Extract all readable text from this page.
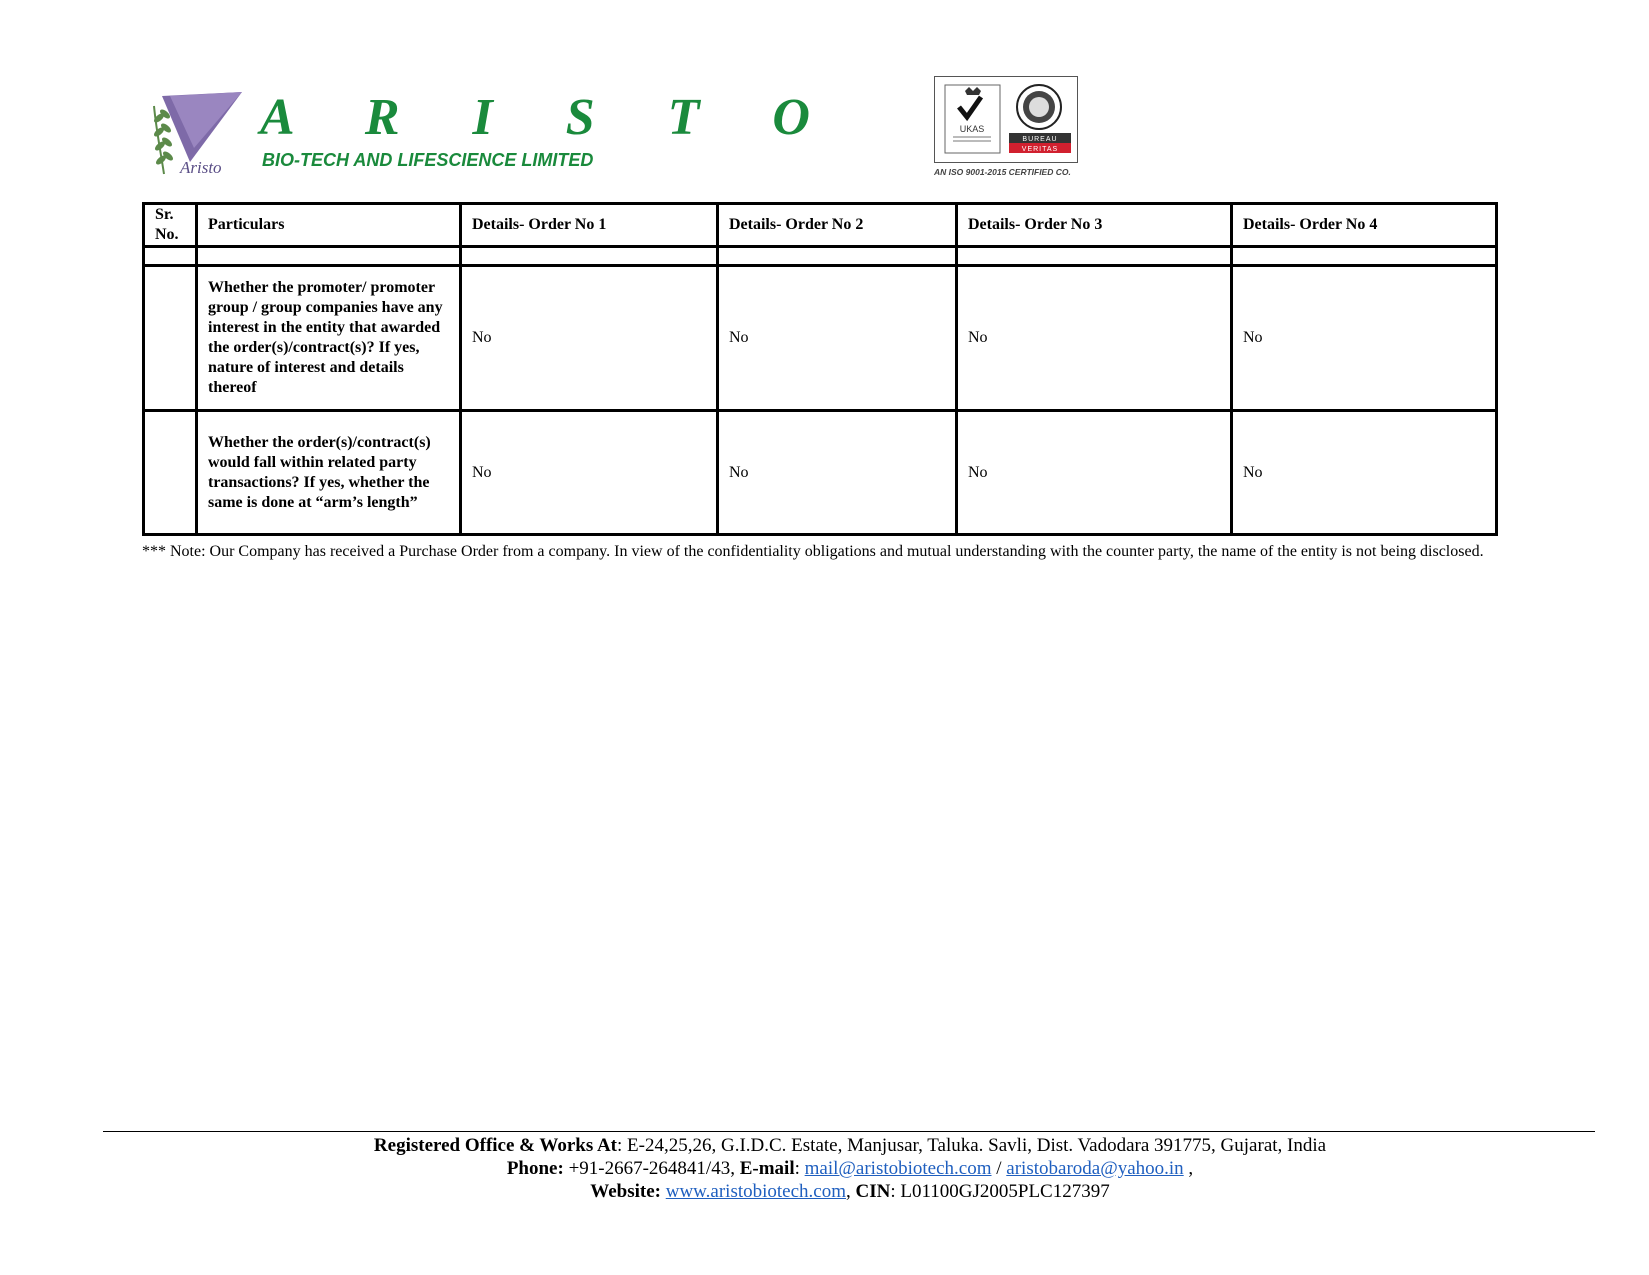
Aristo
A R I S T O
BIO-TECH AND LIFESCIENCE LIMITED
UKAS
BUREAU
VERITAS
AN ISO 9001-2015 CERTIFIED CO.
Sr. No.	Particulars	Details- Order No 1	Details- Order No 2	Details- Order No 3	Details- Order No 4

	Whether the promoter/ promoter group / group companies have any interest in the entity that awarded the order(s)/contract(s)? If yes, nature of interest and details thereof	No	No	No	No
	Whether the order(s)/contract(s) would fall within related party transactions? If yes, whether the same is done at “arm’s length”	No	No	No	No
*** Note: Our Company has received a Purchase Order from a company. In view of the confidentiality obligations and mutual understanding with the counter party, the name of the entity is not being disclosed.
Registered Office & Works At: E-24,25,26, G.I.D.C. Estate, Manjusar, Taluka. Savli, Dist. Vadodara 391775, Gujarat, India
Phone: +91-2667-264841/43, E-mail: mail@aristobiotech.com / aristobaroda@yahoo.in ,
Website: www.aristobiotech.com, CIN: L01100GJ2005PLC127397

- - - -

Given problem:
The records above are to be restated exactly, without their pictures.

Final answer:
Extract all readable text from this page.
Aristo
A R I S T O
BIO-TECH AND LIFESCIENCE LIMITED
UKAS
BUREAU
VERITAS
AN ISO 9001-2015 CERTIFIED CO.
Sr. No.	Particulars	Details- Order No 1	Details- Order No 2	Details- Order No 3	Details- Order No 4

	Whether the promoter/ promoter group / group companies have any interest in the entity that awarded the order(s)/contract(s)? If yes, nature of interest and details thereof	No	No	No	No
	Whether the order(s)/contract(s) would fall within related party transactions? If yes, whether the same is done at “arm’s length”	No	No	No	No
*** Note: Our Company has received a Purchase Order from a company. In view of the confidentiality obligations and mutual understanding with the counter party, the name of the entity is not being disclosed.
Registered Office & Works At: E-24,25,26, G.I.D.C. Estate, Manjusar, Taluka. Savli, Dist. Vadodara 391775, Gujarat, India
Phone: +91-2667-264841/43, E-mail: mail@aristobiotech.com / aristobaroda@yahoo.in ,
Website: www.aristobiotech.com, CIN: L01100GJ2005PLC127397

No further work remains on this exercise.